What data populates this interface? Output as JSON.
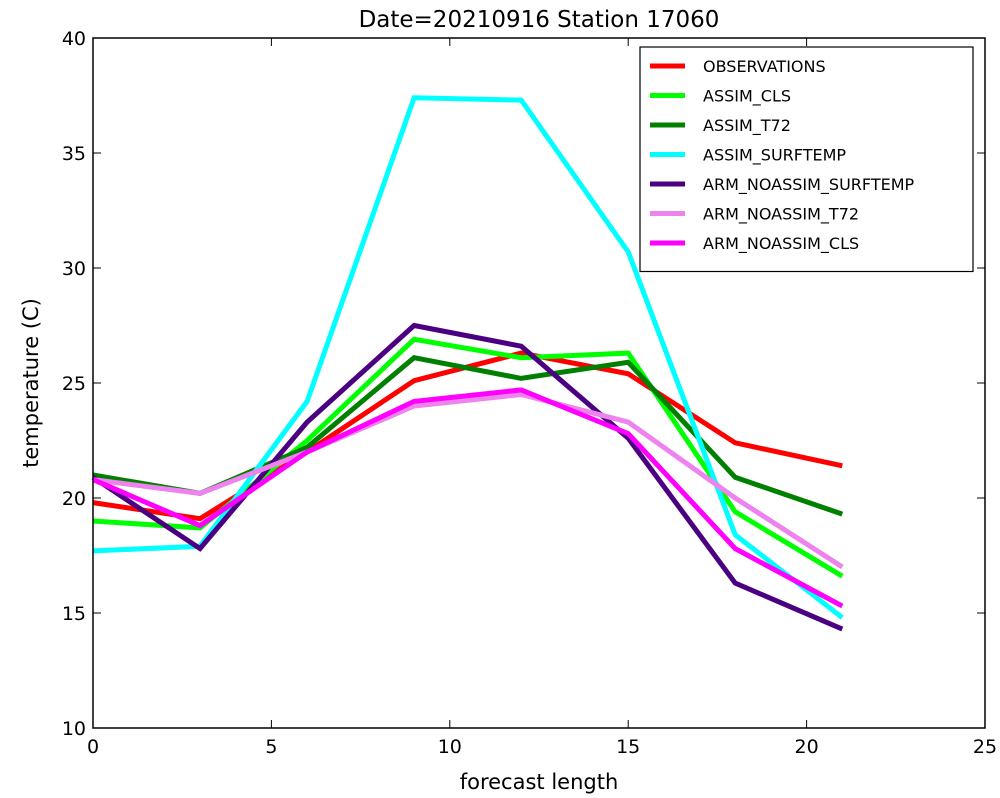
{
  "chart_data": {
    "type": "line",
    "title": "Date=20210916 Station 17060",
    "xlabel": "forecast length",
    "ylabel": "temperature (C)",
    "xlim": [
      0,
      25
    ],
    "ylim": [
      10,
      40
    ],
    "xticks": [
      0,
      5,
      10,
      15,
      20,
      25
    ],
    "yticks": [
      10,
      15,
      20,
      25,
      30,
      35,
      40
    ],
    "grid": false,
    "legend_position": "top-right",
    "x": [
      0,
      3,
      6,
      9,
      12,
      15,
      18,
      21
    ],
    "series": [
      {
        "name": "OBSERVATIONS",
        "color": "#ff0000",
        "values": [
          19.8,
          19.1,
          22.0,
          25.1,
          26.3,
          25.4,
          22.4,
          21.4
        ]
      },
      {
        "name": "ASSIM_CLS",
        "color": "#00ff00",
        "values": [
          19.0,
          18.7,
          22.5,
          26.9,
          26.1,
          26.3,
          19.4,
          16.6
        ]
      },
      {
        "name": "ASSIM_T72",
        "color": "#008000",
        "values": [
          21.0,
          20.2,
          22.2,
          26.1,
          25.2,
          25.9,
          20.9,
          19.3
        ]
      },
      {
        "name": "ASSIM_SURFTEMP",
        "color": "#00ffff",
        "values": [
          17.7,
          17.9,
          24.2,
          37.4,
          37.3,
          30.7,
          18.4,
          14.8
        ]
      },
      {
        "name": "ARM_NOASSIM_SURFTEMP",
        "color": "#4b0082",
        "values": [
          20.9,
          17.8,
          23.3,
          27.5,
          26.6,
          22.6,
          16.3,
          14.3
        ]
      },
      {
        "name": "ARM_NOASSIM_T72",
        "color": "#ee82ee",
        "values": [
          20.8,
          20.2,
          22.0,
          24.0,
          24.5,
          23.3,
          20.0,
          17.0
        ]
      },
      {
        "name": "ARM_NOASSIM_CLS",
        "color": "#ff00ff",
        "values": [
          20.8,
          18.8,
          22.0,
          24.2,
          24.7,
          22.8,
          17.8,
          15.3
        ]
      }
    ]
  }
}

• Task brief
Using the records above, copy every line that has the word "color" in it.

• Response
        "color": "#ff0000",
        "color": "#00ff00",
        "color": "#008000",
        "color": "#00ffff",
        "color": "#4b0082",
        "color": "#ee82ee",
        "color": "#ff00ff",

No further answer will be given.